→ **Provided data**
....

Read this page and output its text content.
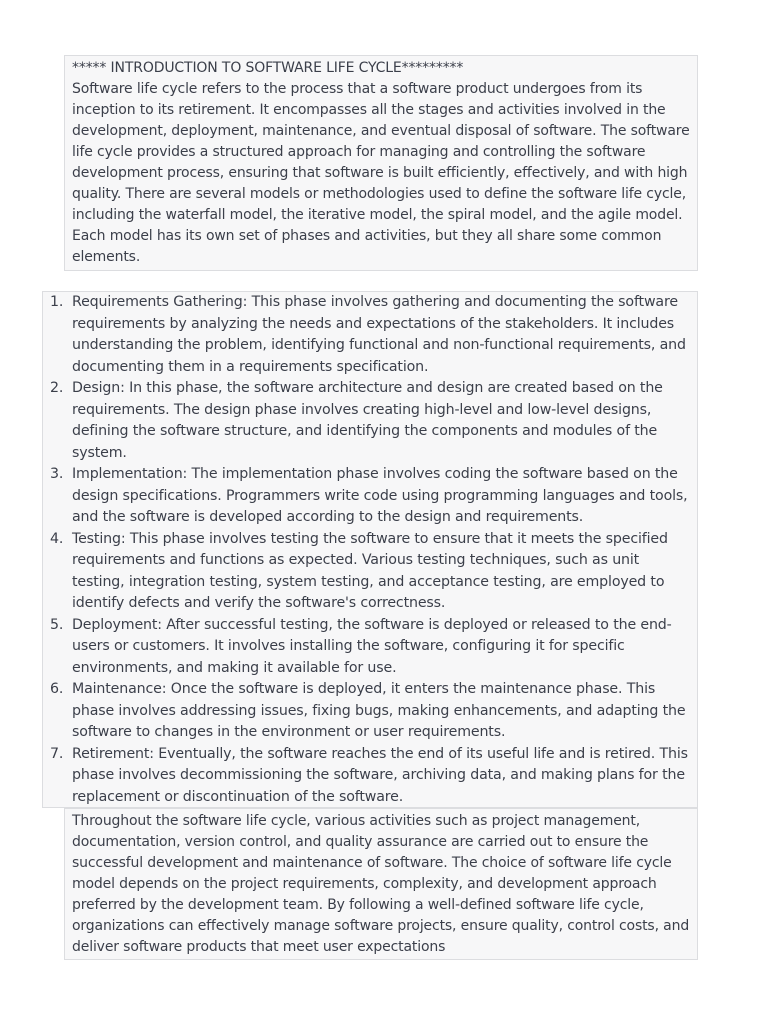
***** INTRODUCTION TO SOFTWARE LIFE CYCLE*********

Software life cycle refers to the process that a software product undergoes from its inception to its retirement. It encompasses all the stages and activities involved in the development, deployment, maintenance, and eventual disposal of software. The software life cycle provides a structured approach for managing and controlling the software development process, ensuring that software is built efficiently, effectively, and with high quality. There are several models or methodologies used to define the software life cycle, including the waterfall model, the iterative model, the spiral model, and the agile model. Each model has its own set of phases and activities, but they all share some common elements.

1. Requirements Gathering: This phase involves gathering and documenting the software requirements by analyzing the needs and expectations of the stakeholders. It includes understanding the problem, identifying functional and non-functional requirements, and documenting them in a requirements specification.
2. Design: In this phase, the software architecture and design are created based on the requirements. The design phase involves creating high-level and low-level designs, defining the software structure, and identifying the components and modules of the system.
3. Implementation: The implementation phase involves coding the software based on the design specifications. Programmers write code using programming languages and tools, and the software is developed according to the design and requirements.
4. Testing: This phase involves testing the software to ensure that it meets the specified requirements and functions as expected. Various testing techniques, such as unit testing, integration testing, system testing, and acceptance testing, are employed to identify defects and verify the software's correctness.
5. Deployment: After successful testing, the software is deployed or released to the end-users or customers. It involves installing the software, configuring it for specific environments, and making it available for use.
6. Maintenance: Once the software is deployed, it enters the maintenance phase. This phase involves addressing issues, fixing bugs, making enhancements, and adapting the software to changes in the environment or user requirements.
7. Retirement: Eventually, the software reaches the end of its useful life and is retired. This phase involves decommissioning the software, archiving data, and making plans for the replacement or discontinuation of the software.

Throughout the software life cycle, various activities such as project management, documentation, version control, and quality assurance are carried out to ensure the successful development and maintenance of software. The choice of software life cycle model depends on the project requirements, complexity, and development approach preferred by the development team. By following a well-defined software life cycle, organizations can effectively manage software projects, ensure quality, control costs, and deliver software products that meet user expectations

....

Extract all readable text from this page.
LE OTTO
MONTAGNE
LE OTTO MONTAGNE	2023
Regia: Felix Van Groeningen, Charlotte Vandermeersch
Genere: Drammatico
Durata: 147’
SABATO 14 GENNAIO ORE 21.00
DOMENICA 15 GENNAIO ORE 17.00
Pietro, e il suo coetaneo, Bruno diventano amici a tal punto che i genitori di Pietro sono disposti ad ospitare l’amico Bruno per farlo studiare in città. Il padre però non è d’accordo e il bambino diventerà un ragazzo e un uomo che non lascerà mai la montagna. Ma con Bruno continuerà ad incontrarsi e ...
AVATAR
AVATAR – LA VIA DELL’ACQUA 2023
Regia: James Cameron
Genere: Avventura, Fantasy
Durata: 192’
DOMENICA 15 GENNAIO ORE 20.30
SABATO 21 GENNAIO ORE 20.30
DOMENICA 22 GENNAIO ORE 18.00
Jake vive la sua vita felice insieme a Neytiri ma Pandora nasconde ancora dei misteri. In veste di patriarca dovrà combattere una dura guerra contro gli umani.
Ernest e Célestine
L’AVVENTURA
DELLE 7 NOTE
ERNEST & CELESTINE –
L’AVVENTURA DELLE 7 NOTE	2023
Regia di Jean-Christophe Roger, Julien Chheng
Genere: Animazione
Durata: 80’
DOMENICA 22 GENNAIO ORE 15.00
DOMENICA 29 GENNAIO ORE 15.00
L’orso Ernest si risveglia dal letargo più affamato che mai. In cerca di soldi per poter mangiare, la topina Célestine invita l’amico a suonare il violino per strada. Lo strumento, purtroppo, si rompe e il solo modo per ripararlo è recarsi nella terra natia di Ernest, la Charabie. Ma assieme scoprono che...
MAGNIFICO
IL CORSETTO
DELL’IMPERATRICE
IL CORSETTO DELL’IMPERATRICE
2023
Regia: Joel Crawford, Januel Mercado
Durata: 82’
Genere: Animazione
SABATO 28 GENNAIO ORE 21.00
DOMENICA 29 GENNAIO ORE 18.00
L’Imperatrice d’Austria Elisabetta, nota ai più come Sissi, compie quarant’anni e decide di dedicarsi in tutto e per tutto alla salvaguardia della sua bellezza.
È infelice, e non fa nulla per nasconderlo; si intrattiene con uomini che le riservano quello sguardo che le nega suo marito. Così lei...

....

→ **Directions for this task**
How many lines in the listing contain "deployed"? Answer with the number alone.

→ **Answer to the task**
2